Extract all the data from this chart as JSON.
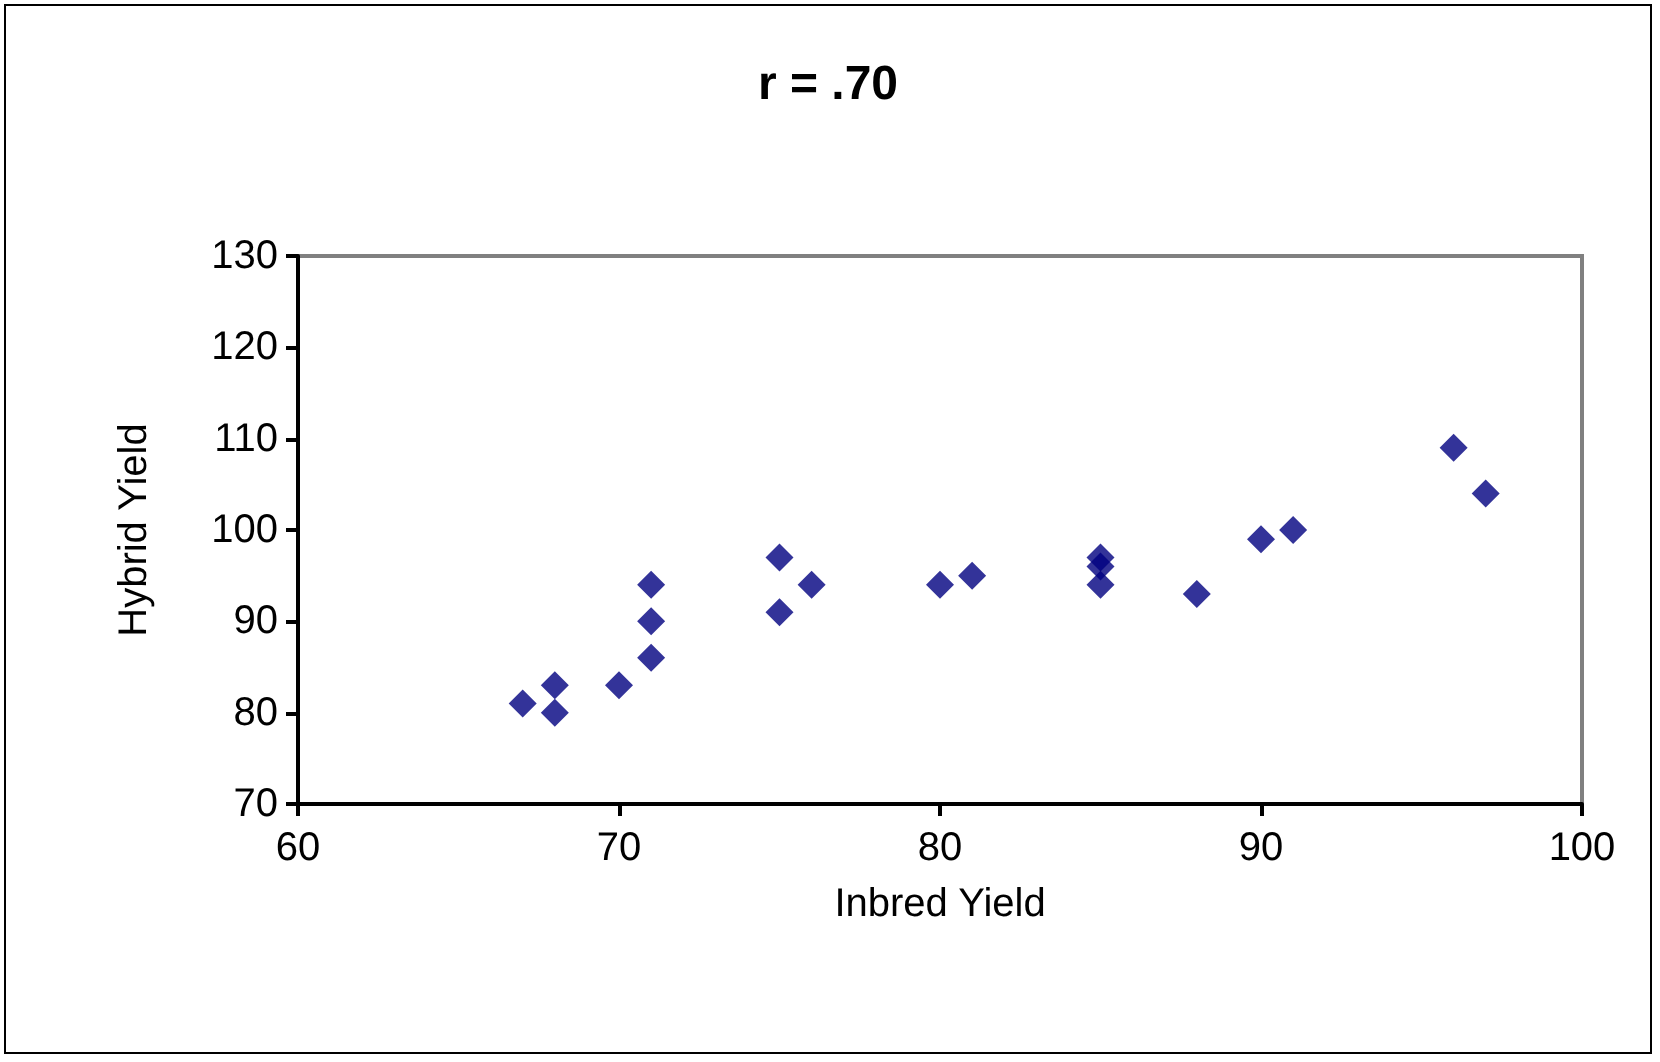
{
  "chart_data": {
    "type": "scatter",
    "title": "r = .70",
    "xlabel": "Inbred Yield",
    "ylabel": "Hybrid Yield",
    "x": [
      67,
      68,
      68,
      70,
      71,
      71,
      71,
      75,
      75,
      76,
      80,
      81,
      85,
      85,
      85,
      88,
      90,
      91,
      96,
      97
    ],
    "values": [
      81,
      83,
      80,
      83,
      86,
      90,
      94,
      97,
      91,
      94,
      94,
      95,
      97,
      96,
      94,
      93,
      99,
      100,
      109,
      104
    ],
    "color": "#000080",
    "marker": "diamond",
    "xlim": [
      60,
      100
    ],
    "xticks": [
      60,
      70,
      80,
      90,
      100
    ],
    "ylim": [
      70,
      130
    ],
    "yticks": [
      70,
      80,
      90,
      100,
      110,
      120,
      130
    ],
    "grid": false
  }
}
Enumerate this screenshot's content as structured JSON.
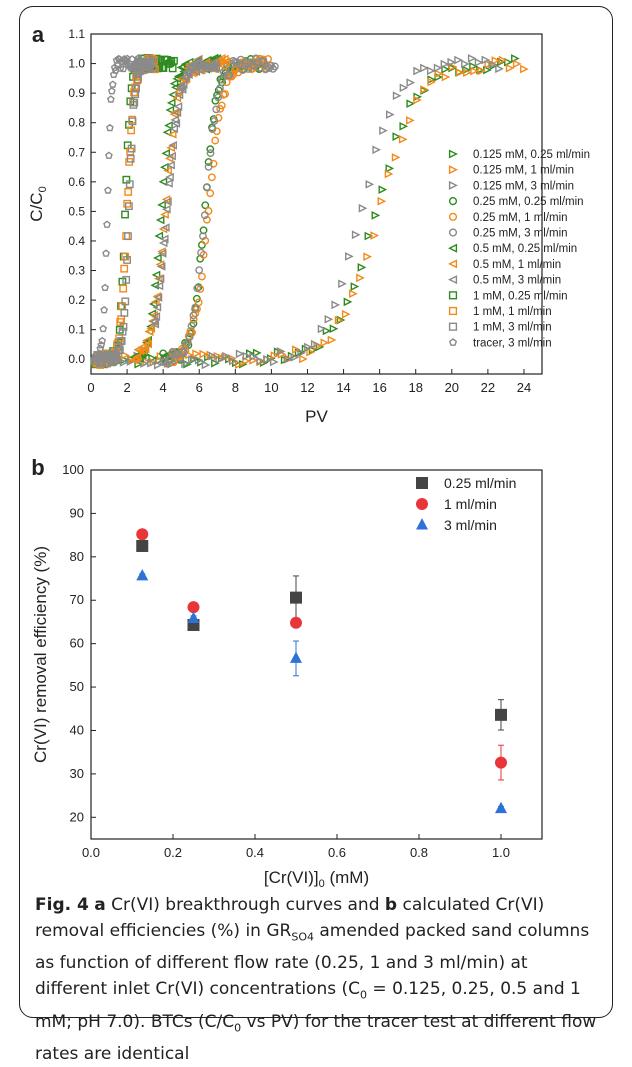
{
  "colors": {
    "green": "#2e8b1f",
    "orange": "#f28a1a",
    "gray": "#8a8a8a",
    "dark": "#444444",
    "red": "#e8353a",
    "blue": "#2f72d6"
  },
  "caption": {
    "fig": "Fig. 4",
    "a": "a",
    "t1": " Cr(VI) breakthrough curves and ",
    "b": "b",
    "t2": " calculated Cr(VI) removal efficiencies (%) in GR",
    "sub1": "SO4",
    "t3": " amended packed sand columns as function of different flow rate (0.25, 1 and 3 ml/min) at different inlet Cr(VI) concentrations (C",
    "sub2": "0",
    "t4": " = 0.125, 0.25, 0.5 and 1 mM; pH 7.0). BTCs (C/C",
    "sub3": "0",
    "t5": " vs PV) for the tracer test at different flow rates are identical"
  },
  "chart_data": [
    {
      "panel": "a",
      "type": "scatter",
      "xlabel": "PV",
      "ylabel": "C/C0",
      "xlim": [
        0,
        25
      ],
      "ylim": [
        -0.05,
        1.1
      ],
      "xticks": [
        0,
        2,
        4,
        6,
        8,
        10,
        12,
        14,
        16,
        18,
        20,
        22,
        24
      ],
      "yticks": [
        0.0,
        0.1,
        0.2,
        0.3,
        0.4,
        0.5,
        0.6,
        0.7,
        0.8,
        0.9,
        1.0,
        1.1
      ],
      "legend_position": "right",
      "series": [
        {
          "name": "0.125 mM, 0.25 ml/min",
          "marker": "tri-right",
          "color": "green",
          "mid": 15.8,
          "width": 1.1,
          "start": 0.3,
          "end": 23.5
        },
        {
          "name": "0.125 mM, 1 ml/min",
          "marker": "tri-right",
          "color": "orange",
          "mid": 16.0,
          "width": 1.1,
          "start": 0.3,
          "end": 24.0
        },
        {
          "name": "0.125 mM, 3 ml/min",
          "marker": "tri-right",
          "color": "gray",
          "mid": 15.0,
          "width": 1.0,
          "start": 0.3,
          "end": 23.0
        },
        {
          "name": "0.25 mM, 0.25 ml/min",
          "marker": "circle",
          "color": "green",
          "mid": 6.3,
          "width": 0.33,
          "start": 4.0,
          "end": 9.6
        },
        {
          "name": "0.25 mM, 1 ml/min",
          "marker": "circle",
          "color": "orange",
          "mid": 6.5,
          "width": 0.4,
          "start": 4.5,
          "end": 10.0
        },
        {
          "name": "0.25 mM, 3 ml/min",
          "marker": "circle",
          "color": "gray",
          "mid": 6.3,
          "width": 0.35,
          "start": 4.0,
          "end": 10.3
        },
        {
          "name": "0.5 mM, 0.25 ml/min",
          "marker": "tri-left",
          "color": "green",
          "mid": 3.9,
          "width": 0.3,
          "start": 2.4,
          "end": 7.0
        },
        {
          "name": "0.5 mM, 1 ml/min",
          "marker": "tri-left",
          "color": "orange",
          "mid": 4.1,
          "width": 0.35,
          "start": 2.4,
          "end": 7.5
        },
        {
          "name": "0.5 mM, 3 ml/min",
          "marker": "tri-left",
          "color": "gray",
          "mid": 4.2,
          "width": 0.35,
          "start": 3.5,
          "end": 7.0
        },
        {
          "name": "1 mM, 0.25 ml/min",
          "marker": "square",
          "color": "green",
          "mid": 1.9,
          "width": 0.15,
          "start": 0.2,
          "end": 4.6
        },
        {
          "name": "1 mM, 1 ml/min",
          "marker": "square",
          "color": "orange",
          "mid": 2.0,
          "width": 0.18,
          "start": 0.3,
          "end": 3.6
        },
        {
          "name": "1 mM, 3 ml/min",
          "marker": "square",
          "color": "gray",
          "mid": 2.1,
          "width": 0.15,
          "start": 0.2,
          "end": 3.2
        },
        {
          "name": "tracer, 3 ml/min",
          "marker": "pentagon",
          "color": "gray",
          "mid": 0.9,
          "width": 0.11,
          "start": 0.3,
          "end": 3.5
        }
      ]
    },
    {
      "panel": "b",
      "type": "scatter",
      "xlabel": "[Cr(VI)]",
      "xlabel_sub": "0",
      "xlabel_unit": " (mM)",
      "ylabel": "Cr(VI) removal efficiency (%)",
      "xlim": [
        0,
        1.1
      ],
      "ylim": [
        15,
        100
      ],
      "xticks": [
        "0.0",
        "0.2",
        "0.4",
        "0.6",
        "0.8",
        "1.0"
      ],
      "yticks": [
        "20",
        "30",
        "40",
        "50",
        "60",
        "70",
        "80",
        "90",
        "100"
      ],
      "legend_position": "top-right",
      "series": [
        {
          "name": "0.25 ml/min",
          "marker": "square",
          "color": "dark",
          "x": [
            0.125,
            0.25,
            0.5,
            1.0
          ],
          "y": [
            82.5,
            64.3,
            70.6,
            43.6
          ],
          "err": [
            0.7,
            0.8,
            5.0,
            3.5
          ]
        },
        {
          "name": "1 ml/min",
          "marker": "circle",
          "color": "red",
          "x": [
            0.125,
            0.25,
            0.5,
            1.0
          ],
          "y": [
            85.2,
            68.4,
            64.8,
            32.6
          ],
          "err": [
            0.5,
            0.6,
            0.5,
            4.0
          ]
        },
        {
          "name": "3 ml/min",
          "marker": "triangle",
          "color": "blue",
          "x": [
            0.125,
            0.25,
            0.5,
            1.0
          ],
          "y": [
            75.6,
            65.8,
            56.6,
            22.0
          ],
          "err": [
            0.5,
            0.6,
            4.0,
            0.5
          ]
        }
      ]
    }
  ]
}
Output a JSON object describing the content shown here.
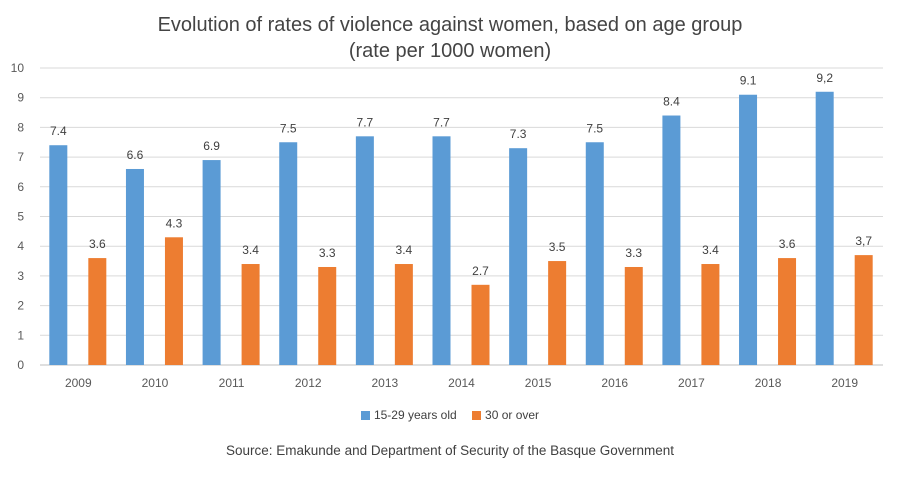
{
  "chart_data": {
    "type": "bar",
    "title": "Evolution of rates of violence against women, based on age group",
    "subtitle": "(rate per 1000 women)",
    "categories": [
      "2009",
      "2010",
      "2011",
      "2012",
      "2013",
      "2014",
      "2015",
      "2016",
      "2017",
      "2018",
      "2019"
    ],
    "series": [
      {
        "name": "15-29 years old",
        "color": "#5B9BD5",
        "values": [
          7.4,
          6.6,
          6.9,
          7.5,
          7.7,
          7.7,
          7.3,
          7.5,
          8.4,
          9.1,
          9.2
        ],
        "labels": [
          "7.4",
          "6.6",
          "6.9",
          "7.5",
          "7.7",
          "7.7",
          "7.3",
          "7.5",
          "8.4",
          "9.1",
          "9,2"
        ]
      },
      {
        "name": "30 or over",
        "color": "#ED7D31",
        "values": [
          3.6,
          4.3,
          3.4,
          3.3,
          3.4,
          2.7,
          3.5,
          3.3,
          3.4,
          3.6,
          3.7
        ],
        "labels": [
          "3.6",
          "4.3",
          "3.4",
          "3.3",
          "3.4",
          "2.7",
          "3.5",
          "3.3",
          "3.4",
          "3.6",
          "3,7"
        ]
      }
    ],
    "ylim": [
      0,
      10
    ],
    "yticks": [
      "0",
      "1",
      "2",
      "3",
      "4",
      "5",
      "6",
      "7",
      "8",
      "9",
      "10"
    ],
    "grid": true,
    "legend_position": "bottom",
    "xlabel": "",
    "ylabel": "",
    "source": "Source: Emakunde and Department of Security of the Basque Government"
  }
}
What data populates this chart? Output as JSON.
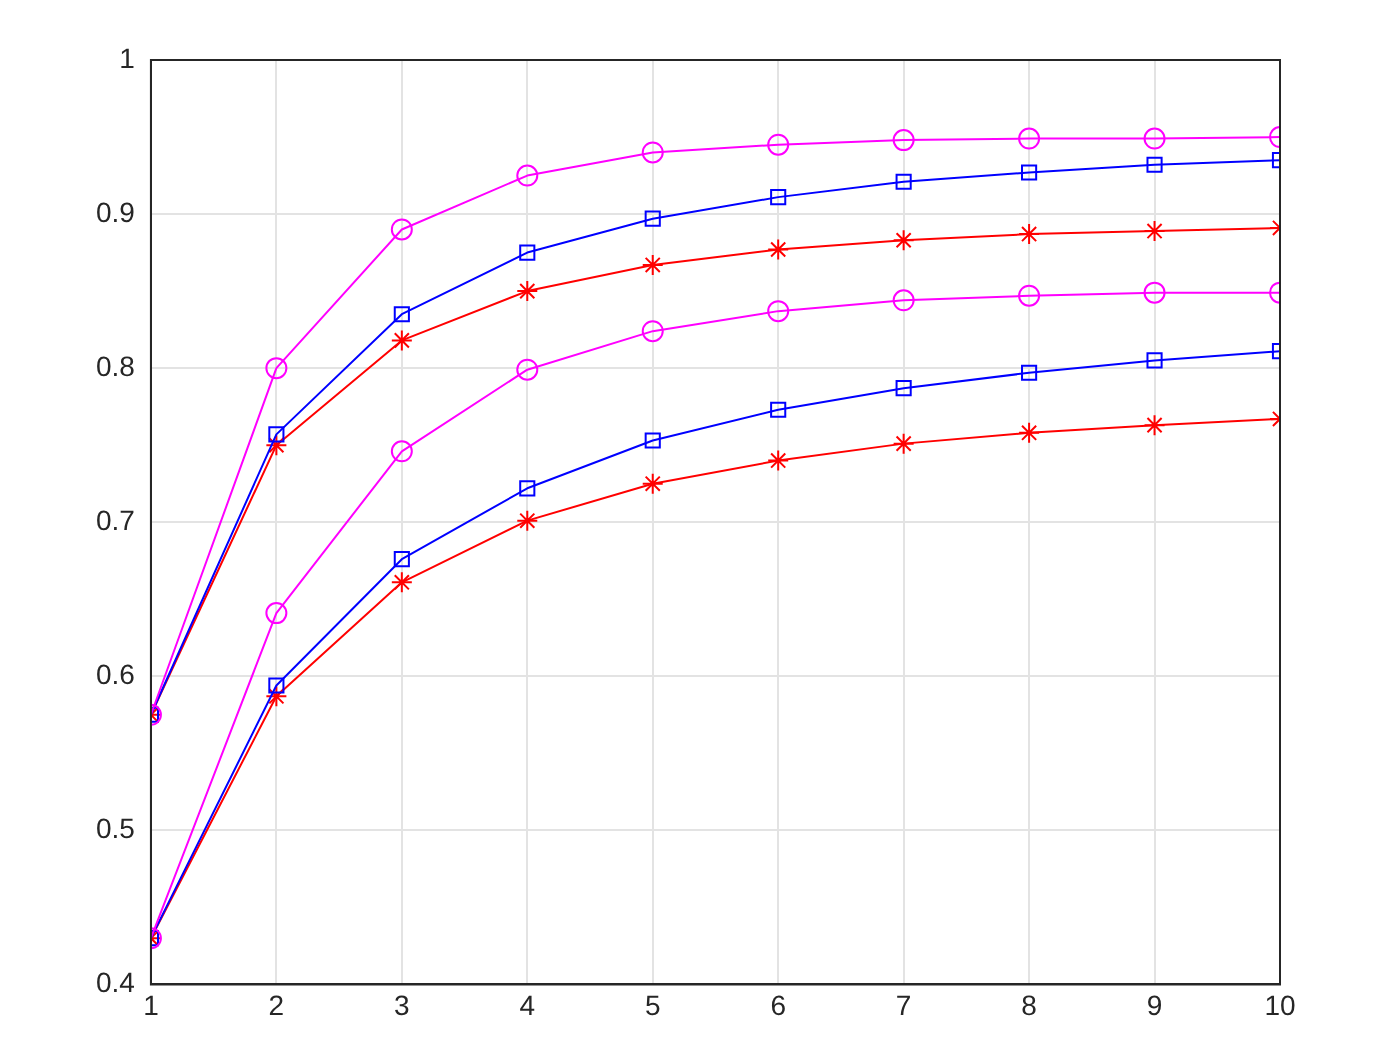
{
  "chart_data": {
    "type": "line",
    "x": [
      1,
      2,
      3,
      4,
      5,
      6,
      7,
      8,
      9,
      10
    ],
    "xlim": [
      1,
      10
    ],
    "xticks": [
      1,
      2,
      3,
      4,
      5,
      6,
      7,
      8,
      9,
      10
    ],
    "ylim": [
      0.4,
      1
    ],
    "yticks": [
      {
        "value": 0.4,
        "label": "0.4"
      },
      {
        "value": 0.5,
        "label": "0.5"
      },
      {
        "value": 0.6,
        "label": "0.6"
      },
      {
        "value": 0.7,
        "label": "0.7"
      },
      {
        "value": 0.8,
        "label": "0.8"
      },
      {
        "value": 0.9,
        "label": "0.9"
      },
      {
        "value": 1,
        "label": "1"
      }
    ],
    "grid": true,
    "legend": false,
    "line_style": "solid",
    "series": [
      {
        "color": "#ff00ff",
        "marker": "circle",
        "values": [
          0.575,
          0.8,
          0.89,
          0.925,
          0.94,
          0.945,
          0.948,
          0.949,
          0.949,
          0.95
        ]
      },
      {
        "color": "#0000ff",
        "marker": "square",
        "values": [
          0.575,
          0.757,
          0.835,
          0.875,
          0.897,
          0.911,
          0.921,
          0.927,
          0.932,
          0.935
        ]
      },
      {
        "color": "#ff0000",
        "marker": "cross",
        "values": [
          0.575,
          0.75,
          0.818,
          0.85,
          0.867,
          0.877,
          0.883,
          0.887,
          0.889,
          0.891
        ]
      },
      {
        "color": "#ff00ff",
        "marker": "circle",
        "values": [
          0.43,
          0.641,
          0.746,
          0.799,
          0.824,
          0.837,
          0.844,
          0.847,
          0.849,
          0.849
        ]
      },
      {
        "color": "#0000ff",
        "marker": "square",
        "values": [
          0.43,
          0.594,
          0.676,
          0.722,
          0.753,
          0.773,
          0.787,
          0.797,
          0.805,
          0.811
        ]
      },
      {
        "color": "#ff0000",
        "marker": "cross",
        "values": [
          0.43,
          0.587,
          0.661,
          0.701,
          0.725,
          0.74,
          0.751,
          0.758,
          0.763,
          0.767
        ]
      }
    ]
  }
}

Exercise objective. Copy every line of the data that holds the string "this".

Exercise output.
Extract all the data from this chart as JSON.
Enumerate this screenshot's content as structured JSON.
What data populates this chart? Output as JSON.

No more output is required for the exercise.